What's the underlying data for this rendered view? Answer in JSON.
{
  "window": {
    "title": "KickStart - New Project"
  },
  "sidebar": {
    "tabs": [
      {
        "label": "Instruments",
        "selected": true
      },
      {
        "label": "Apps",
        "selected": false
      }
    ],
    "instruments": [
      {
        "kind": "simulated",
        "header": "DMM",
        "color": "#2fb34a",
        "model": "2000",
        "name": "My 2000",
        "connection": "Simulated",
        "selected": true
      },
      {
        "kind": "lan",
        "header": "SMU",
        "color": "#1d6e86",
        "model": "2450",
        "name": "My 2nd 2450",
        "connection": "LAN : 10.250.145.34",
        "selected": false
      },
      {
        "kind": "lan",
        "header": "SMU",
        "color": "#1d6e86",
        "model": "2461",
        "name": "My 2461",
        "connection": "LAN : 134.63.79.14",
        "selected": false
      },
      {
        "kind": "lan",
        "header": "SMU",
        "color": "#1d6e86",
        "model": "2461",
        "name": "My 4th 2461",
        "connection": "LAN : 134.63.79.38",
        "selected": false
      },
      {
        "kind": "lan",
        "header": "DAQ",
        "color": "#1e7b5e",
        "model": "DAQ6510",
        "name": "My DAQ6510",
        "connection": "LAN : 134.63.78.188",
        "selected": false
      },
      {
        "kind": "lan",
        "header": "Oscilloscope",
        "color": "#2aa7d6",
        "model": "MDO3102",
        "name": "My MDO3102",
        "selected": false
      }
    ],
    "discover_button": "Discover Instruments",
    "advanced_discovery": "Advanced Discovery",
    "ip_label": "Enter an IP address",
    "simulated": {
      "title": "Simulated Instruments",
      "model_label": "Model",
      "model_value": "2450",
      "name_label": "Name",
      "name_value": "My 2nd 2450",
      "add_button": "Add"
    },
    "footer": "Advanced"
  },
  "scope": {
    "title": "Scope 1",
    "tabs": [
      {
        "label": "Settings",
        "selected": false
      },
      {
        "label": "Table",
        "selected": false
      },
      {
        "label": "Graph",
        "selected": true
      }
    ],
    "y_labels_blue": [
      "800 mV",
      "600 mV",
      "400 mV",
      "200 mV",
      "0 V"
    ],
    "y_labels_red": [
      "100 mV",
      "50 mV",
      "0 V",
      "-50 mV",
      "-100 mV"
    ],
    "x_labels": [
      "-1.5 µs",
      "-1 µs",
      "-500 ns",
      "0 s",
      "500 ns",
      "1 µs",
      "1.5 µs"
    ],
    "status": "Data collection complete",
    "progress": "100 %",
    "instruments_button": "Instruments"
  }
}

Exercise task
All of the data must be returned exactly.

Solution to this exercise
What's the underlying data for this rendered view? Answer in JSON.
{
  "window": {
    "title": "KickStart - New Project"
  },
  "sidebar": {
    "tabs": [
      {
        "label": "Instruments",
        "selected": true
      },
      {
        "label": "Apps",
        "selected": false
      }
    ],
    "instruments": [
      {
        "kind": "simulated",
        "header": "DMM",
        "color": "#2fb34a",
        "model": "2000",
        "name": "My 2000",
        "connection": "Simulated",
        "selected": true
      },
      {
        "kind": "lan",
        "header": "SMU",
        "color": "#1d6e86",
        "model": "2450",
        "name": "My 2nd 2450",
        "connection": "LAN : 10.250.145.34",
        "selected": false
      },
      {
        "kind": "lan",
        "header": "SMU",
        "color": "#1d6e86",
        "model": "2461",
        "name": "My 2461",
        "connection": "LAN : 134.63.79.14",
        "selected": false
      },
      {
        "kind": "lan",
        "header": "SMU",
        "color": "#1d6e86",
        "model": "2461",
        "name": "My 4th 2461",
        "connection": "LAN : 134.63.79.38",
        "selected": false
      },
      {
        "kind": "lan",
        "header": "DAQ",
        "color": "#1e7b5e",
        "model": "DAQ6510",
        "name": "My DAQ6510",
        "connection": "LAN : 134.63.78.188",
        "selected": false
      },
      {
        "kind": "lan",
        "header": "Oscilloscope",
        "color": "#2aa7d6",
        "model": "MDO3102",
        "name": "My MDO3102",
        "selected": false
      }
    ],
    "discover_button": "Discover Instruments",
    "advanced_discovery": "Advanced Discovery",
    "ip_label": "Enter an IP address",
    "simulated": {
      "title": "Simulated Instruments",
      "model_label": "Model",
      "model_value": "2450",
      "name_label": "Name",
      "name_value": "My 2nd 2450",
      "add_button": "Add"
    },
    "footer": "Advanced"
  },
  "scope": {
    "title": "Scope 1",
    "tabs": [
      {
        "label": "Settings",
        "selected": false
      },
      {
        "label": "Table",
        "selected": false
      },
      {
        "label": "Graph",
        "selected": true
      }
    ],
    "y_labels_blue": [
      "800 mV",
      "600 mV",
      "400 mV",
      "200 mV",
      "0 V"
    ],
    "y_labels_red": [
      "100 mV",
      "50 mV",
      "0 V",
      "-50 mV",
      "-100 mV"
    ],
    "x_labels": [
      "-1.5 µs",
      "-1 µs",
      "-500 ns",
      "0 s",
      "500 ns",
      "1 µs",
      "1.5 µs"
    ],
    "status": "Data collection complete",
    "progress": "100 %",
    "instruments_button": "Instruments"
  }
}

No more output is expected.